» THE TASKS
a – Quote the passage from the grilling recipes starting with "I prefer turkey" and going on through "beer (any type)".
b – Gather every line of the records that contains the string "vent".

» SOURCE PASSAGE

Even when grilling season ends (which for some people is never) this technique can be easily adapted to the broiler, a skillet or a sheet pan roasted at a high temperature. One pro tip that really helped — be sure to label the bags in detail: “1.5 lb flank steak w soy, ginger and sesame” or “4 chicken cutlets in garlic lemon dressing.” This will ensure that you defrost the right amount for your group and avoid waste.


Soy-Ginger Flank Steak

Serves 4

⅓ cup soy sauce
1 tablespoon grated fresh ginger
1 tablespoon sesame oil
⅓ cup canola or vegetable oil
1 tablespoon hot sauce such as Sriracha (optional)
1½ pounds flank steak

In a large zip-seal bag, mix all the ingredients. Make sure the steak is thoroughly coated.

Label the bag clearly and lay it flat in the freezer. The night before you wish to serve this, place the flank steak in the refrigerator to defrost overnight.

Bring the steak to room temperature before grilling. Heat your grill to medium-high, and place the steak on it, cooking for about 5 minutes per side for medium-rare. Remove the steak from the grill, cover it with foil and let it rest for 3 minutes. Slice the meat thinly across the grain on a diagonal.

Beer Barbecue Turkey

Serves 4

I prefer turkey breasts, but many people prefer dark meat as having more flavor and less of a risk of drying out. Regardless of which cut you choose, slice them horizontally across to about ¼-inch to ½-inch thickness — or have your butcher prepare them as scaloppini.

Cooking times will vary pending the thickness of the pieces, so be sure to check them for doneness before serving.

1½ pounds boneless turkey, sliced thinly
½ bottle or can beer (any type)
½ cup your favorite barbecue sauce

Mix all the ingredients in a zip-seal bag. Be sure the turkey pieces are thoroughly coated.

Label the bag clearly and lay it flat in the freezer. The night before you wish to serve it, place the bag in the fridge and allow it to defrost overnight.

Bring the turkey to room temperature, and heat your grill to medium-high. Grill the turkey for about 4 minutes per side until cooked through. Place it on a plate, cover it with foil and allow it to rest for several minutes.

Lemon-Garlic Chicken

Serves 4

Many recipes in this style call for a marinade of yogurt or buttermilk, but that is a no-no for kosher diners. Mayonnaise is an excellent substitute; the vinegar it contains breaks the meat down a bit in the same way the yogurt and buttermilk does, delivering a tender, flavorful result.

I prefer boneless chicken breasts, but you can certainly use bone-in pieces; simply adjust the cooking time accordingly. Large bone-in breasts and thighs will take about 30 minutes, give or take, and will mostly need indirect heat after the initial sear.

1½ pounds boneless chicken, cut thinly
½ cup mayonnaise
Juice of 2 lemons
3 cloves fresh garlic, crushed
1 teaspoon oregano
Generous amount salt and pepper

Mix all the ingredients in a zip-seal bag. Be sure the chicken pieces are thoroughly coated.

Label the bag clearly and lay it flat in the freezer. The night before you wish to serve it, place the bag in the fridge and allow it to defrost overnight.

Bring the chicken to room temperature, and heat your grill to medium-high. Grill the turkey for about 4 minutes per side until cooked through. Place it on a plate, cover it with foil and allow it to rest for several minutes.

» RECORDS TO PROCESS
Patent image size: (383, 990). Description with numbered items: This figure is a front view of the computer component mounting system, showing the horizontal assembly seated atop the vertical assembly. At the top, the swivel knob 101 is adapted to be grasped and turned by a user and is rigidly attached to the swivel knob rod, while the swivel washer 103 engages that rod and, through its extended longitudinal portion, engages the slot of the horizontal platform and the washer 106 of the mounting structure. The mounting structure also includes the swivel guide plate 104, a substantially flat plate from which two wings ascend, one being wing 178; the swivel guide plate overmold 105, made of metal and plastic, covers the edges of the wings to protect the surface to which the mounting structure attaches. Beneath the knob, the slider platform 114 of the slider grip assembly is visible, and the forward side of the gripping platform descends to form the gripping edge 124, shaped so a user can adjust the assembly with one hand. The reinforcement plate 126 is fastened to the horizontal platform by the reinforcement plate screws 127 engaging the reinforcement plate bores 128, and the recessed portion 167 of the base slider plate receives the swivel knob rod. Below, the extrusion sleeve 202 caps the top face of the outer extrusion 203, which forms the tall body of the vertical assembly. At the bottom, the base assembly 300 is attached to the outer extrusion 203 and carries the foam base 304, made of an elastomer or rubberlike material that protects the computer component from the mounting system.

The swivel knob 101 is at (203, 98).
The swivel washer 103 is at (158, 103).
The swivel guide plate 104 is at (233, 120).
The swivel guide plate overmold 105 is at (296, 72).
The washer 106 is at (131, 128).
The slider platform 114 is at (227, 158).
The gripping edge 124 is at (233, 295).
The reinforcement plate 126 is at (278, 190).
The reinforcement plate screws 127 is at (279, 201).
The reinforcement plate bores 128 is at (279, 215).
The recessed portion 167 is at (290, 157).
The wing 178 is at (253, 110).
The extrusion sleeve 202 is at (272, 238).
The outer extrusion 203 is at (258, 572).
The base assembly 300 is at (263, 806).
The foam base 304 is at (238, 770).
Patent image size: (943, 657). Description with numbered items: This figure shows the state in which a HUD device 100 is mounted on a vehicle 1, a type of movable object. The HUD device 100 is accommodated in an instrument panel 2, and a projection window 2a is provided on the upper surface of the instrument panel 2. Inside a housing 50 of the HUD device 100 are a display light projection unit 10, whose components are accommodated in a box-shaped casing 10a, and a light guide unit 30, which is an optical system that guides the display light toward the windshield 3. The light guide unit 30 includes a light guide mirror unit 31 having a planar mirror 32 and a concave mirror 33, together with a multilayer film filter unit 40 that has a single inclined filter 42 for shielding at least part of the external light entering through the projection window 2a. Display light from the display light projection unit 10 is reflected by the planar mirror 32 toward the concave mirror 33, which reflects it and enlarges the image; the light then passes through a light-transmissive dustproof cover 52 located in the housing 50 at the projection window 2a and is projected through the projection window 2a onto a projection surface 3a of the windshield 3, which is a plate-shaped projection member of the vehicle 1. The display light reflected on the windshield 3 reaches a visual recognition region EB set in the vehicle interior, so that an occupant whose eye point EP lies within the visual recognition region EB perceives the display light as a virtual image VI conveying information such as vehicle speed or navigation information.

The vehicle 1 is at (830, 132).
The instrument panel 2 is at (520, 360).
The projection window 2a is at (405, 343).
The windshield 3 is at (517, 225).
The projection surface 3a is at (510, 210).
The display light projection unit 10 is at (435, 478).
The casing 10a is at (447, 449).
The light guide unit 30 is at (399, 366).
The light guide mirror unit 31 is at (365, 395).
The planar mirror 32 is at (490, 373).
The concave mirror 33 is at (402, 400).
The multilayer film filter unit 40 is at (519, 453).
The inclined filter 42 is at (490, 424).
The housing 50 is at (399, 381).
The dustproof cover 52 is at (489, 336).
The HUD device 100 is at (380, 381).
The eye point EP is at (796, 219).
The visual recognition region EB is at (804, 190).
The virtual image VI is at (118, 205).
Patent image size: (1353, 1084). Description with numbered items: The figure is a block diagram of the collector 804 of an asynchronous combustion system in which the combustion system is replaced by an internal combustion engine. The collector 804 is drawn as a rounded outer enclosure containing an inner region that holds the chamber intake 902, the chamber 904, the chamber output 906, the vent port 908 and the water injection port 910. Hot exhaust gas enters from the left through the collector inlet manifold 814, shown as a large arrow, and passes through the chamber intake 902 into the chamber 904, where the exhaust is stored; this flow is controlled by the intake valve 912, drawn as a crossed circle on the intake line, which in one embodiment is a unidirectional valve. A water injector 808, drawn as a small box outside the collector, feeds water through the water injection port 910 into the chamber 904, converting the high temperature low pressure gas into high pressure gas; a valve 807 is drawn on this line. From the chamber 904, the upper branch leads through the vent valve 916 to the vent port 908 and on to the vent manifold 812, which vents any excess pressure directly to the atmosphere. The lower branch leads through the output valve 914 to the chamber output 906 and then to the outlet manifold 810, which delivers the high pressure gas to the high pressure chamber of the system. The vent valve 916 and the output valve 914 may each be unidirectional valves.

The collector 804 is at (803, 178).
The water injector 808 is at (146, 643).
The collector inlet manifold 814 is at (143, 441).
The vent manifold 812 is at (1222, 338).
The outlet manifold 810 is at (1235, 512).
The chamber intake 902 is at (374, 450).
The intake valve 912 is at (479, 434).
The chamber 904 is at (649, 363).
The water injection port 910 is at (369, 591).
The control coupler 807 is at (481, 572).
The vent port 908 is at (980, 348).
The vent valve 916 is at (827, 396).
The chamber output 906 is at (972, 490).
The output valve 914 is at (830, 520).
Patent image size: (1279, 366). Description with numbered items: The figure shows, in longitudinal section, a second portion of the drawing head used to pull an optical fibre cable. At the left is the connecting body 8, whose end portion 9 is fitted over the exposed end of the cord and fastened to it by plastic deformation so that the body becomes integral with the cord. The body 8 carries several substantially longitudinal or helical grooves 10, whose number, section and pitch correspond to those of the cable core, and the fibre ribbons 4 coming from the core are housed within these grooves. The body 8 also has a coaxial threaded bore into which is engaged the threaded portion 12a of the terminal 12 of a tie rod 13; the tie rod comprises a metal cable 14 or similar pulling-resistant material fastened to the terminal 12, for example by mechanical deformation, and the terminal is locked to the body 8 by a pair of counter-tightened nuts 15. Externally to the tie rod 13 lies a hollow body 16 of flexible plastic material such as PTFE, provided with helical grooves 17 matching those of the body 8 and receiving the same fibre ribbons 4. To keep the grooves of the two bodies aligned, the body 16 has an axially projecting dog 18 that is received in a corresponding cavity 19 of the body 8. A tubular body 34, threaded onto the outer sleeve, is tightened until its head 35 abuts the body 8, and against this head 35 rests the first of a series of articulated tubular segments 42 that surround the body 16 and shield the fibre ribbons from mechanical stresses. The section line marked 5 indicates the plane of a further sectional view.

» OUTPUTS FOR THE TASKS
a –
I prefer turkey breasts, but many people prefer dark meat as having more flavor and less of a risk of drying out. Regardless of which cut you choose, slice them horizontally across to about ¼-inch to ½-inch thickness — or have your butcher prepare them as scaloppini.

Cooking times will vary pending the thickness of the pieces, so be sure to check them for doneness before serving.

1½ pounds boneless turkey, sliced thinly
½ bottle or can beer (any type)

b –
Patent image size: (1353, 1084). Description with numbered items: The figure is a block diagram of the collector 804 of an asynchronous combustion system in which the combustion system is replaced by an internal combustion engine. The collector 804 is drawn as a rounded outer enclosure containing an inner region that holds the chamber intake 902, the chamber 904, the chamber output 906, the vent port 908 and the water injection port 910. Hot exhaust gas enters from the left through the collector inlet manifold 814, shown as a large arrow, and passes through the chamber intake 902 into the chamber 904, where the exhaust is stored; this flow is controlled by the intake valve 912, drawn as a crossed circle on the intake line, which in one embodiment is a unidirectional valve. A water injector 808, drawn as a small box outside the collector, feeds water through the water injection port 910 into the chamber 904, converting the high temperature low pressure gas into high pressure gas; a valve 807 is drawn on this line. From the chamber 904, the upper branch leads through the vent valve 916 to the vent port 908 and on to the vent manifold 812, which vents any excess pressure directly to the atmosphere. The lower branch leads through the output valve 914 to the chamber output 906 and then to the outlet manifold 810, which delivers the high pressure gas to the high pressure chamber of the system. The vent valve 916 and the output valve 914 may each be unidirectional valves.
The vent manifold 812 is at (1222, 338).
The vent port 908 is at (980, 348).
The vent valve 916 is at (827, 396).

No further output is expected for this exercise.